**WHAT YOU WILL DO:**
Retype all of the listing exactly, passing over any picture you find.

**DATA FOR THE TASK:**
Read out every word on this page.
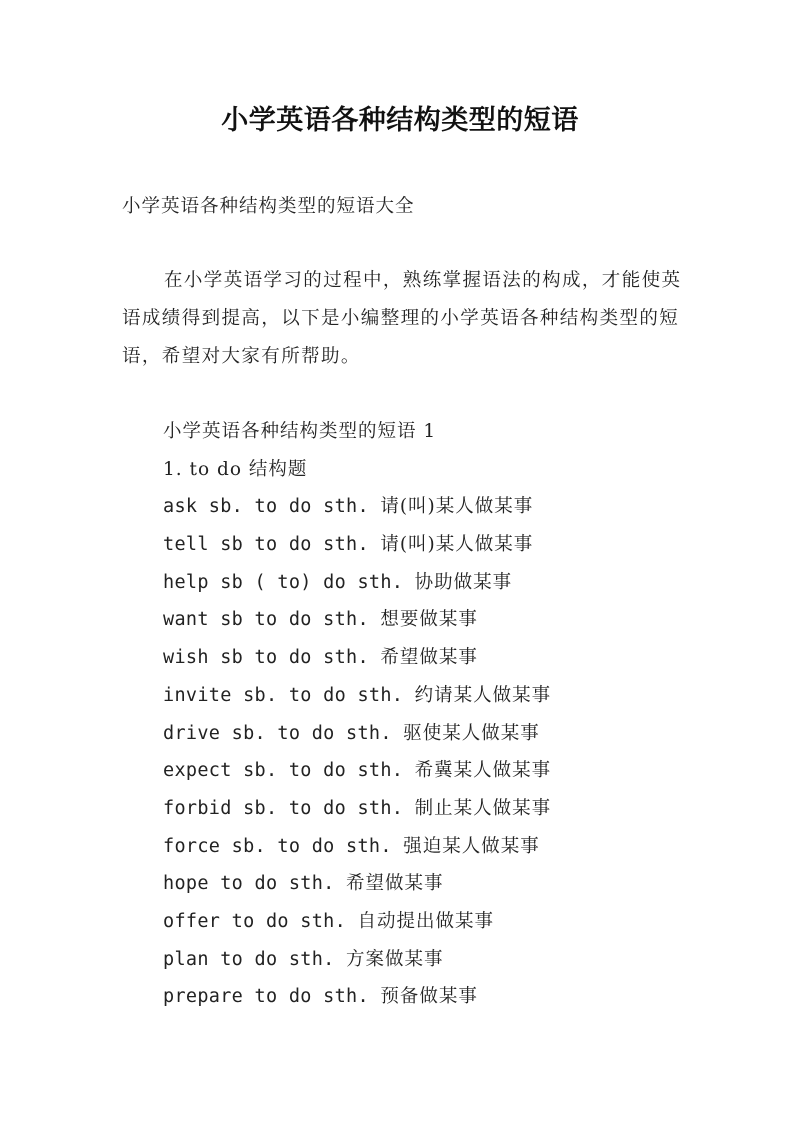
小学英语各种结构类型的短语
小学英语各种结构类型的短语大全

在小学英语学习的过程中，熟练掌握语法的构成，才能使英语成绩得到提高，以下是小编整理的小学英语各种结构类型的短语，希望对大家有所帮助。

小学英语各种结构类型的短语 1
1. to do 结构题
ask sb. to do sth. 请(叫)某人做某事
tell sb to do sth. 请(叫)某人做某事
help sb ( to) do sth. 协助做某事
want sb to do sth. 想要做某事
wish sb to do sth. 希望做某事
invite sb. to do sth. 约请某人做某事
drive sb. to do sth. 驱使某人做某事
expect sb. to do sth. 希冀某人做某事
forbid sb. to do sth. 制止某人做某事
force sb. to do sth. 强迫某人做某事
hope to do sth. 希望做某事
offer to do sth. 自动提出做某事
plan to do sth. 方案做某事
prepare to do sth. 预备做某事
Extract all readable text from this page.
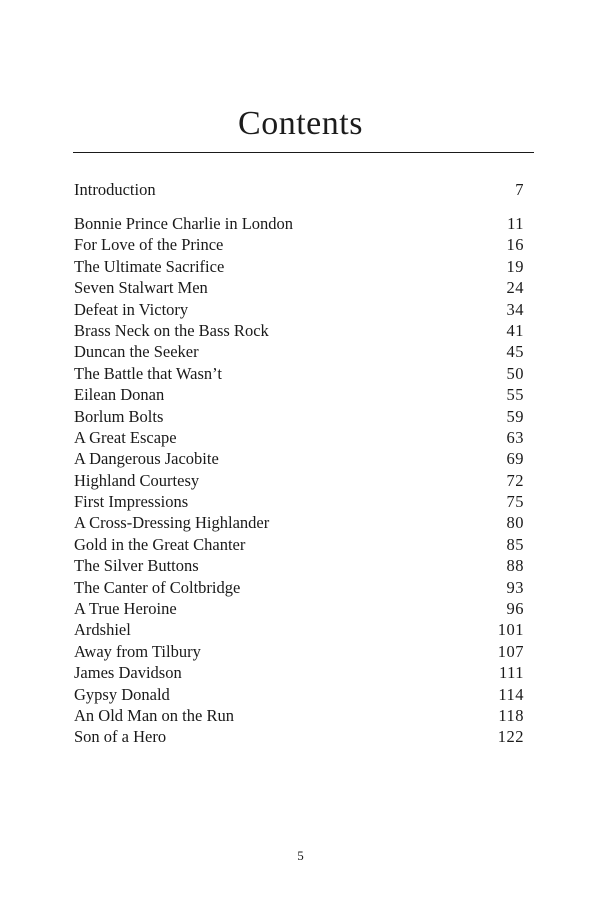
Contents
Introduction	7
Bonnie Prince Charlie in London	11
For Love of the Prince	16
The Ultimate Sacrifice	19
Seven Stalwart Men	24
Defeat in Victory	34
Brass Neck on the Bass Rock	41
Duncan the Seeker	45
The Battle that Wasn’t	50
Eilean Donan	55
Borlum Bolts	59
A Great Escape	63
A Dangerous Jacobite	69
Highland Courtesy	72
First Impressions	75
A Cross-Dressing Highlander	80
Gold in the Great Chanter	85
The Silver Buttons	88
The Canter of Coltbridge	93
A True Heroine	96
Ardshiel	101
Away from Tilbury	107
James Davidson	111
Gypsy Donald	114
An Old Man on the Run	118
Son of a Hero	122
5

**SOLUTION TO THE PROBLEM:**
Read out every word on this page.
小学英语各种结构类型的短语
小学英语各种结构类型的短语大全

在小学英语学习的过程中，熟练掌握语法的构成，才能使英语成绩得到提高，以下是小编整理的小学英语各种结构类型的短语，希望对大家有所帮助。

小学英语各种结构类型的短语 1
1. to do 结构题
ask sb. to do sth. 请(叫)某人做某事
tell sb to do sth. 请(叫)某人做某事
help sb ( to) do sth. 协助做某事
want sb to do sth. 想要做某事
wish sb to do sth. 希望做某事
invite sb. to do sth. 约请某人做某事
drive sb. to do sth. 驱使某人做某事
expect sb. to do sth. 希冀某人做某事
forbid sb. to do sth. 制止某人做某事
force sb. to do sth. 强迫某人做某事
hope to do sth. 希望做某事
offer to do sth. 自动提出做某事
plan to do sth. 方案做某事
prepare to do sth. 预备做某事
Extract all readable text from this page.
Contents
Introduction	7
Bonnie Prince Charlie in London	11
For Love of the Prince	16
The Ultimate Sacrifice	19
Seven Stalwart Men	24
Defeat in Victory	34
Brass Neck on the Bass Rock	41
Duncan the Seeker	45
The Battle that Wasn’t	50
Eilean Donan	55
Borlum Bolts	59
A Great Escape	63
A Dangerous Jacobite	69
Highland Courtesy	72
First Impressions	75
A Cross-Dressing Highlander	80
Gold in the Great Chanter	85
The Silver Buttons	88
The Canter of Coltbridge	93
A True Heroine	96
Ardshiel	101
Away from Tilbury	107
James Davidson	111
Gypsy Donald	114
An Old Man on the Run	118
Son of a Hero	122
5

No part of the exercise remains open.